Required work
Repeat every entry word for word, but leave the images out of your copy.

Items listed in a dataset
________________________

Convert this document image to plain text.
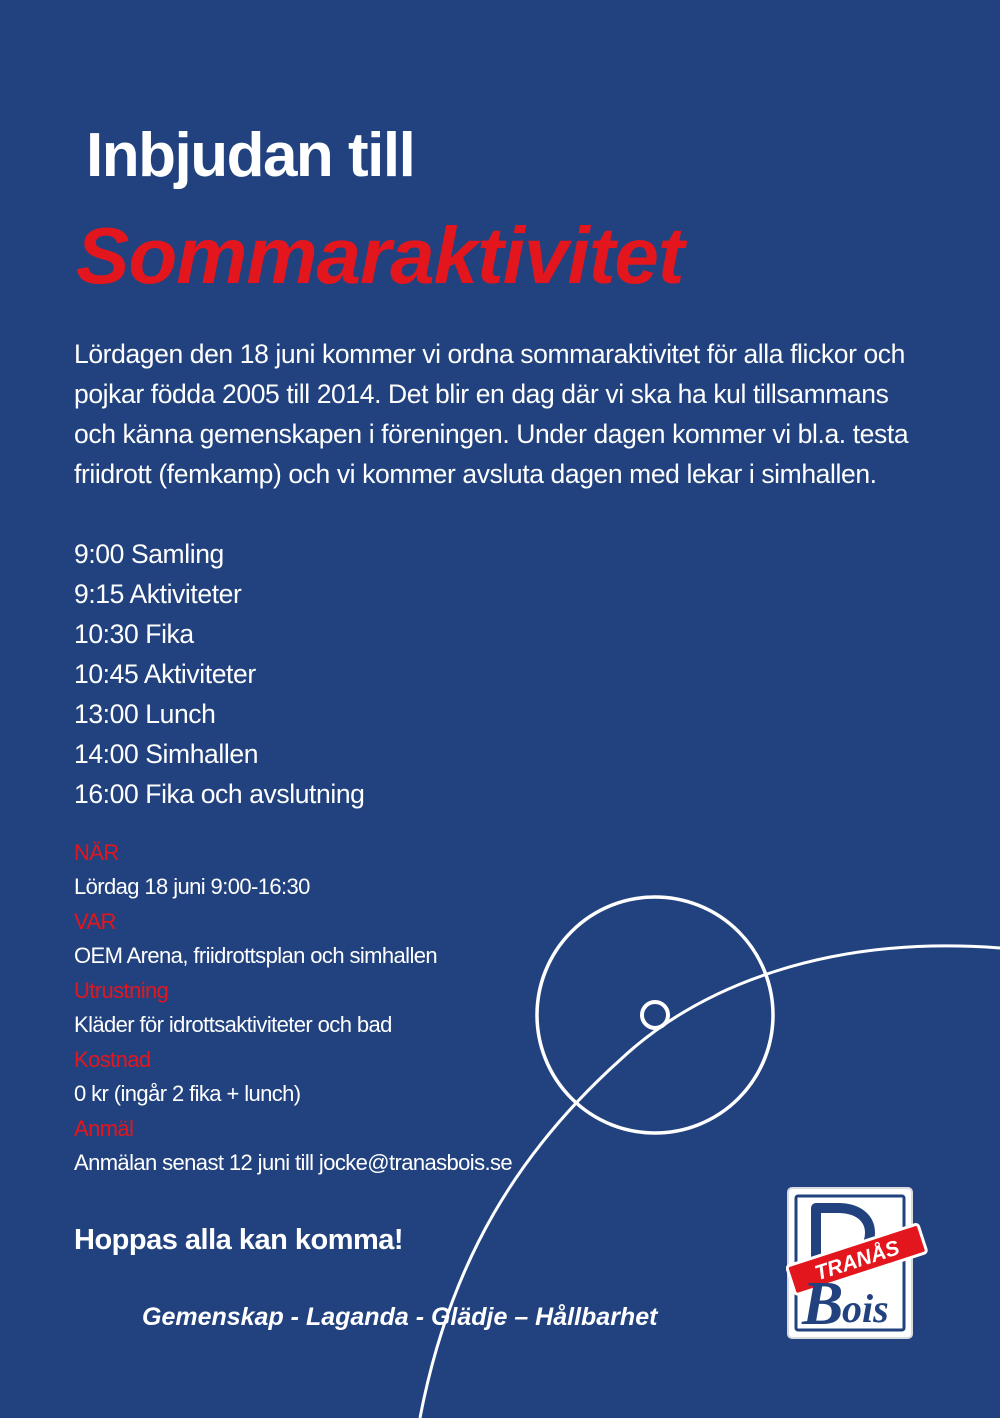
Inbjudan till
Sommaraktivitet

Lördagen den 18 juni kommer vi ordna sommaraktivitet för alla flickor och pojkar födda 2005 till 2014. Det blir en dag där vi ska ha kul tillsammans och känna gemenskapen i föreningen. Under dagen kommer vi bl.a. testa friidrott (femkamp) och vi kommer avsluta dagen med lekar i simhallen.

9:00 Samling
9:15 Aktiviteter
10:30 Fika
10:45 Aktiviteter
13:00 Lunch
14:00 Simhallen
16:00 Fika och avslutning
NÄR
Lördag 18 juni 9:00-16:30
VAR
OEM Arena, friidrottsplan och simhallen
Utrustning
Kläder för idrottsaktiviteter och bad
Kostnad
0 kr (ingår 2 fika + lunch)
Anmäl
Anmälan senast 12 juni till jocke@tranasbois.se

Hoppas alla kan komma!

Gemenskap - Laganda - Glädje – Hållbarhet

TRANÅS
B
ois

________________________

Result of this task
Convert this document image to plain text.
Inbjudan till
Sommaraktivitet

Lördagen den 18 juni kommer vi ordna sommaraktivitet för alla flickor och pojkar födda 2005 till 2014. Det blir en dag där vi ska ha kul tillsammans och känna gemenskapen i föreningen. Under dagen kommer vi bl.a. testa friidrott (femkamp) och vi kommer avsluta dagen med lekar i simhallen.

9:00 Samling
9:15 Aktiviteter
10:30 Fika
10:45 Aktiviteter
13:00 Lunch
14:00 Simhallen
16:00 Fika och avslutning
NÄR
Lördag 18 juni 9:00-16:30
VAR
OEM Arena, friidrottsplan och simhallen
Utrustning
Kläder för idrottsaktiviteter och bad
Kostnad
0 kr (ingår 2 fika + lunch)
Anmäl
Anmälan senast 12 juni till jocke@tranasbois.se

Hoppas alla kan komma!

Gemenskap - Laganda - Glädje – Hållbarhet

TRANÅS
B
ois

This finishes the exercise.